### Source document

»»

Wednesday, July 18, 2018

Southern Avenue - Edinburgh Jazz & Blues Festival, 15 July 2018

Southern Avenue’s self-titled debut album from 2017 may be a good introduction to their bluesy, gospel-tinged soul oeuvre, but this performance demonstrates that onstage they spring to life in vivid Technicolor.
Signed to the modern version of Stax Records, Southern Avenue have the goods to refresh the Sixties soul aesthetic in a similar fashion to Vintage Trouble.  Ori Naftaly’s guitar often adds a new slant to the basic soul template, drummer Tikyra Jackson and touring bassist Gage Markey inject bouts of serious syncopation, and Jeremy Powell throws an adrenaline rush of organ into the mix.
Tierinii Jackson - tiny but towering
And then there’s Tierinii Jackson.  Right from their opening number, the uptempo R’n’B of ’80 Miles From Memphis’, Southern Avenue’s lead singer is an elfin bundle of positive energy and charisma who shows the potential to propel the band to another level.  She’s got vocal power to burn - goodness where it comes from, as she’s tiny. She also hints at some jazzy capabilities now and then, but more to the point she has the kind of church background that enables her to do justice to the gospel inflections of their sound with ease, and also the sensitivity to do justice to the dreamy soul of ‘It’s Gonna Be Alright’ – with added harmonies from sister Tikyra.  Add to that a winning smile, and a readiness to dance like the music demands it, and you have one helluva magnetic performer.

««

### Work task A
Answer these questions from the Southern Avenue concert review:
(i) Which record label is Southern Avenue signed to?
(ii) Which song opened the band's performance?
(iii) Who adds harmonies on 'It's Gonna Be Alright'?
### Work task B
Extend the Southern Avenue concert review, picking up after its final sentence.
The data after the concert review is not needed for any of the work here.

### Source material
»»

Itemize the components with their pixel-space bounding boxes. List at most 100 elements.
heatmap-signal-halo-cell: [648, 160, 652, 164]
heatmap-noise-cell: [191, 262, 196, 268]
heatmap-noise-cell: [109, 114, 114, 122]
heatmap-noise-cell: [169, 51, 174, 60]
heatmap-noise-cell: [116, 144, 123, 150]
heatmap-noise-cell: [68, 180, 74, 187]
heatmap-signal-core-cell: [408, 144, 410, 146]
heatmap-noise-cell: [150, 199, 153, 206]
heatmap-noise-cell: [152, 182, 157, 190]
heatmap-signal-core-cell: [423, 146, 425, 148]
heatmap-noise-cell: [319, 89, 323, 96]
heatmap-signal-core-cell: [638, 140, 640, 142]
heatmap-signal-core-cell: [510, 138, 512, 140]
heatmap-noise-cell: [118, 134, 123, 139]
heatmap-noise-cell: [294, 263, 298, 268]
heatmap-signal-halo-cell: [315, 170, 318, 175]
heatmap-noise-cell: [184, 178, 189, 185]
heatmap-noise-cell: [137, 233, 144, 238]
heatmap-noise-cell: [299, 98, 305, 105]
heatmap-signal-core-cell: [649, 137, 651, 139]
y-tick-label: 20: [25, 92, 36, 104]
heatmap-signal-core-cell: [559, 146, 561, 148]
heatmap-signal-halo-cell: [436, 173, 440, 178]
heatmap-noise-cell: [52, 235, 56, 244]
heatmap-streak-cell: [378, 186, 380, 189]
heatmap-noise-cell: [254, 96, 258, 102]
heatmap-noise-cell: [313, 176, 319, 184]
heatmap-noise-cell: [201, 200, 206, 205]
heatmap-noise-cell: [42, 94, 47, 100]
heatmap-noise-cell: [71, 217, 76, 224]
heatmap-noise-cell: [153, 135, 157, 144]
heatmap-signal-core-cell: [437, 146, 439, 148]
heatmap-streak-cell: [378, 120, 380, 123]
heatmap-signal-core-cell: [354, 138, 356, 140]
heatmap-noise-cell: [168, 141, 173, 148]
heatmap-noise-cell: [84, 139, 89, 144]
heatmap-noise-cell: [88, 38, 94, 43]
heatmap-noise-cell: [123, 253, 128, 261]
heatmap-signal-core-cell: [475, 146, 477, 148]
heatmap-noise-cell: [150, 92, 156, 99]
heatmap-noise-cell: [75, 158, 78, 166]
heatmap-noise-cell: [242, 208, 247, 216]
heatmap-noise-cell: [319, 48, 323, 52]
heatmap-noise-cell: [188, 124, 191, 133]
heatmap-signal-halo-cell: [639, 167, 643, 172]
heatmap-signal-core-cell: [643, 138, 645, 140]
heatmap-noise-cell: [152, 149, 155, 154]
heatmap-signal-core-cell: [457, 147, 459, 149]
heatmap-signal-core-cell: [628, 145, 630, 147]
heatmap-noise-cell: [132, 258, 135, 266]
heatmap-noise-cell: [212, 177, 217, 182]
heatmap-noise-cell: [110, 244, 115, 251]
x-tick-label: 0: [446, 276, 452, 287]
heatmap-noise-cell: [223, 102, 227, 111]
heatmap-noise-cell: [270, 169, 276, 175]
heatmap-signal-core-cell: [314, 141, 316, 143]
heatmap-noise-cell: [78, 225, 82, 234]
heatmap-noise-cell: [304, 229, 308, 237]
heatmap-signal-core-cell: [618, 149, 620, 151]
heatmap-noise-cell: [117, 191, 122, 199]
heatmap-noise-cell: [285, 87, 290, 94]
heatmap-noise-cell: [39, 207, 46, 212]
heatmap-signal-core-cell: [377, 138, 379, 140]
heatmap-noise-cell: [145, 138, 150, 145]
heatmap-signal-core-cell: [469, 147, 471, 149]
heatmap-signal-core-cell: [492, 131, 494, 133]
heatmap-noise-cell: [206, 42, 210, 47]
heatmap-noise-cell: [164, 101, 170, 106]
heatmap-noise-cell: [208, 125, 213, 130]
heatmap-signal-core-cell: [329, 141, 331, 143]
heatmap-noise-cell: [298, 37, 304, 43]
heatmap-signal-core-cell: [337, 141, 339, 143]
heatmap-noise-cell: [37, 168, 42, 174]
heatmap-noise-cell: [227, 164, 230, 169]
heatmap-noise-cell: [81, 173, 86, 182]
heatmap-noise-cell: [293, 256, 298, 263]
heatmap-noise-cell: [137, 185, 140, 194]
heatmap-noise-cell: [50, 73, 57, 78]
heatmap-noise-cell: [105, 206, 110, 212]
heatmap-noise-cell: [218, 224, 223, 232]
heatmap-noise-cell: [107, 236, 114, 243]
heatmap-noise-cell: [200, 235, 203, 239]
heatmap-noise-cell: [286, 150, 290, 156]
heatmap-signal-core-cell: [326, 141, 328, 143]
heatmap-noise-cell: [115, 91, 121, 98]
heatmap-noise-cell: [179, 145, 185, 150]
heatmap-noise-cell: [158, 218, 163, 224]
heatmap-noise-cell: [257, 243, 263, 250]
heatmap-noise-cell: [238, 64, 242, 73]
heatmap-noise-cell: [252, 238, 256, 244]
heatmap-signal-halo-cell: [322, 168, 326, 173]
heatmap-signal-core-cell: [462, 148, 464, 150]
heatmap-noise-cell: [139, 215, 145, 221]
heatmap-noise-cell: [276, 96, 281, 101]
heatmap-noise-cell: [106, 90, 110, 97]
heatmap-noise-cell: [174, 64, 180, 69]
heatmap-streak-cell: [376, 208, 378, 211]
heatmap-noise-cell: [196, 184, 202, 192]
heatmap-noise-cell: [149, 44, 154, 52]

««

### Response A
(i) The modern version of Stax Records.
(ii) '80 Miles From Memphis'.
(iii) Tikyra Jackson, Tierinii Jackson's sister and the band's drummer.

### Response B
From the debut album, ‘What Did I Do’ is built on a guitar lick that strongly recalls Corner Shop’s ‘Brimful Of Asha’, of all things, and Naftaly serves up some serious twang. ‘Peace Will Come’ is a slice of gospel for the 21st Century, sounding like a mash-up between ‘Wade In The Water’ and Tommy Castro’s ‘Common Ground’.  They demonstrate good dynamics, starting off slow and steady before funking it up with chunky guitar and keys riffs, while Naftaly shows off his penchant for rockabilly-tinged guitar soloing – not for the first or last time. Ann Peebles’ ‘Slipped, Tripped, Fell In Love’ meanwhile, the only cover on the album, is simply a spot-on blast.
They rouse the audience with a few other nifty cover versions too, like Stevie Wonder’s ‘Higher Ground’, slowed and sultry in a Stax-like stew, a suitably strutting stab at ‘Come
Southern Avenue strut their soulful stuff
Together’, and a relaxed, loose reading of Etta James’ ‘Blues Is My Business’.
They close the set proper with the anthemic gospel soul of ‘Don’t Give Up’, on which the audience are recruited into a call and response routine for the duration of the song, while Powell gets stuck into an organ wig-out, and Jackson goes into towering mode with her vocals.  Then they put an unexpected cherry on top with a whirl through ‘Superstition’, Laftaly conjuring up some interesting wah-wah – except, y’know, who cares about details like guitar tones by that stage, with the crowd getting to their feet to dish out a warm ovation?
Southern Avenue still have some growing to do, to be sure. I had the impression they slotted in some new songs along the way tonight, without identifying any titles, and if so they were all well up to the mark. But they could still do with a few more to help them cut down on the number of covers.  And now and then it felt like they needed to find another gear, to give it all a bit more dig.  These things will come, but in the meantime they won a bundle more fans with this show.